→ EXERCISE TASK
Every entry below should be transcribed exactly; pictures stay out of the copy.

** BEGIN MATERIAL FOR THE TASK **

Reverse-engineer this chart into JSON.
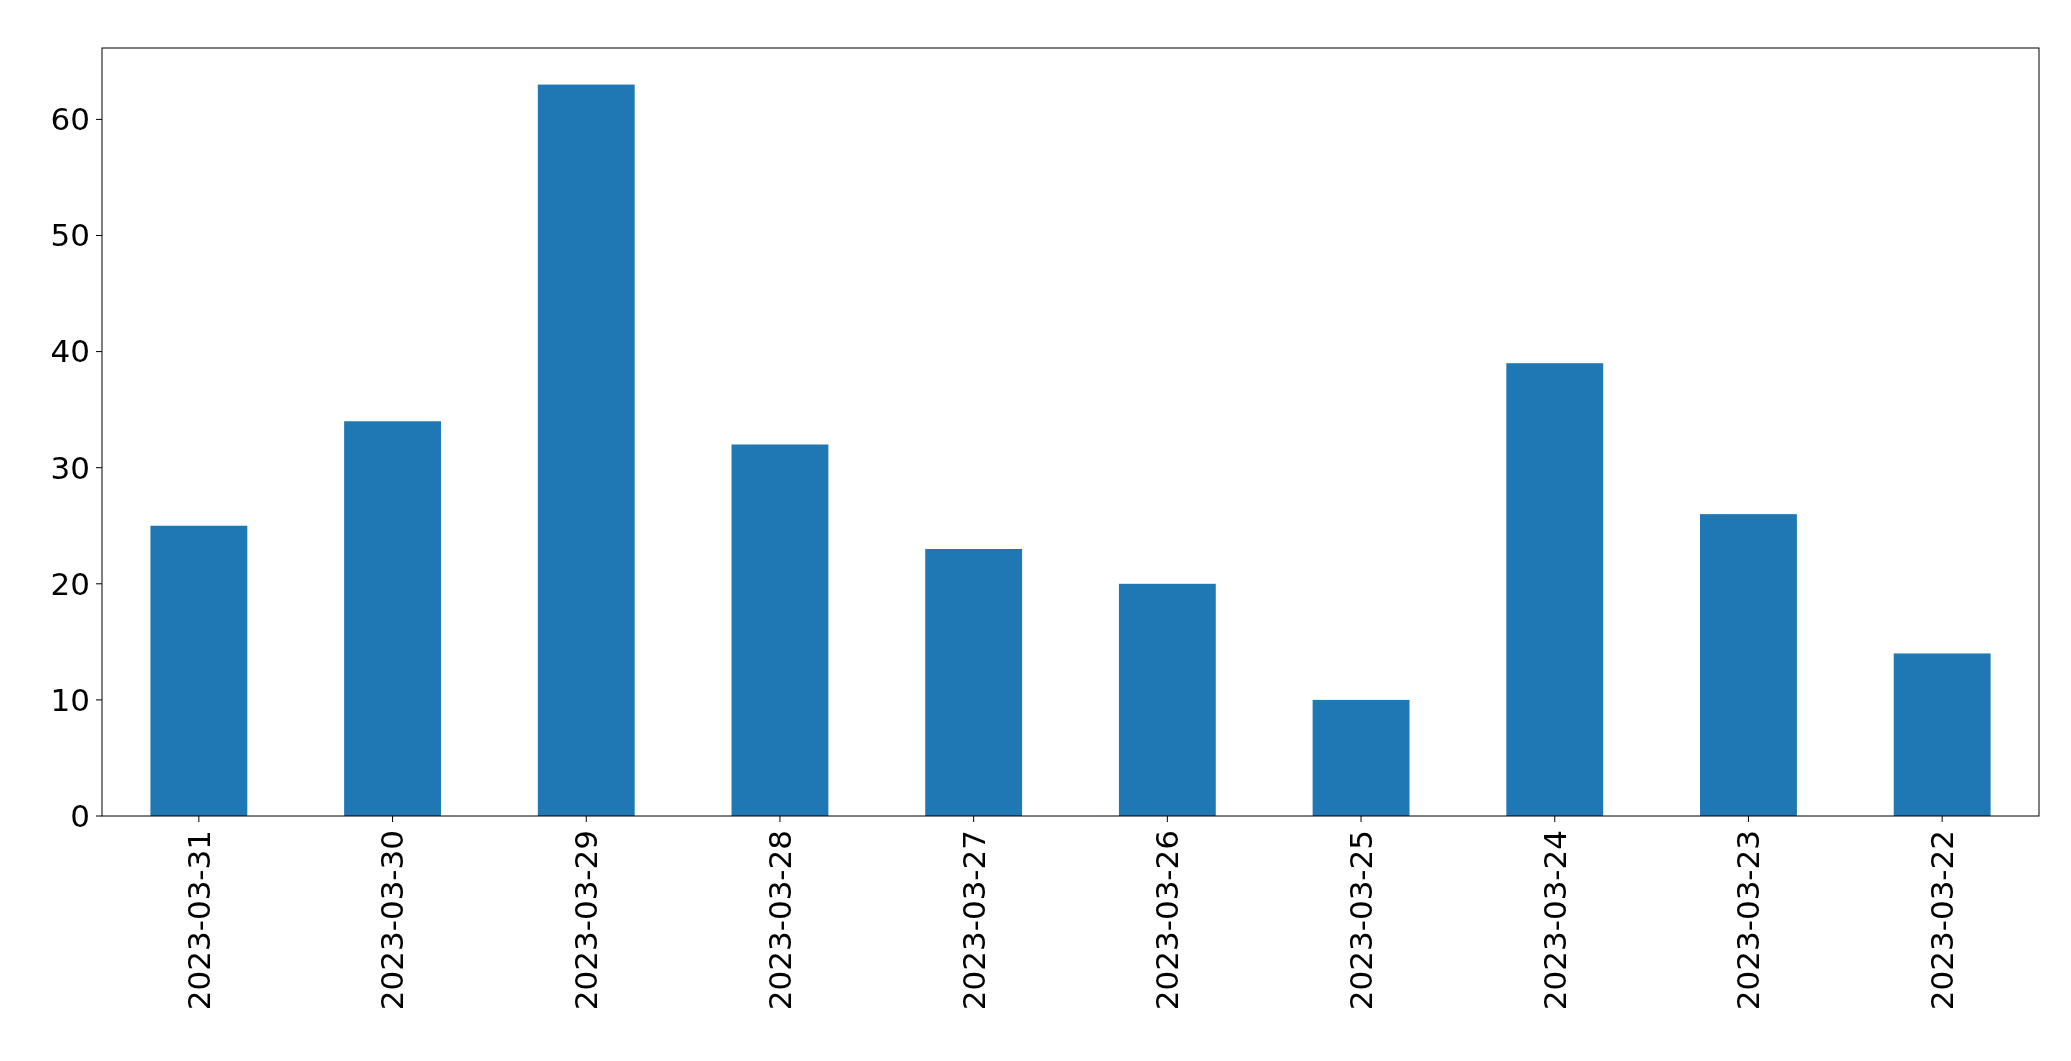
{
  "chart_data": {
    "type": "bar",
    "categories": [
      "2023-03-31",
      "2023-03-30",
      "2023-03-29",
      "2023-03-28",
      "2023-03-27",
      "2023-03-26",
      "2023-03-25",
      "2023-03-24",
      "2023-03-23",
      "2023-03-22"
    ],
    "values": [
      25,
      34,
      63,
      32,
      23,
      20,
      10,
      39,
      26,
      14
    ],
    "color": "#1f77b4",
    "ylim": [
      0,
      66.15
    ],
    "yticks": [
      0,
      10,
      20,
      30,
      40,
      50,
      60
    ],
    "grid": false
  }
}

** END MATERIAL FOR THE TASK **

→ OUTPUT FOR THIS TASK
Reverse-engineer this chart into JSON.
{
  "chart_data": {
    "type": "bar",
    "categories": [
      "2023-03-31",
      "2023-03-30",
      "2023-03-29",
      "2023-03-28",
      "2023-03-27",
      "2023-03-26",
      "2023-03-25",
      "2023-03-24",
      "2023-03-23",
      "2023-03-22"
    ],
    "values": [
      25,
      34,
      63,
      32,
      23,
      20,
      10,
      39,
      26,
      14
    ],
    "color": "#1f77b4",
    "ylim": [
      0,
      66.15
    ],
    "yticks": [
      0,
      10,
      20,
      30,
      40,
      50,
      60
    ],
    "grid": false
  }
}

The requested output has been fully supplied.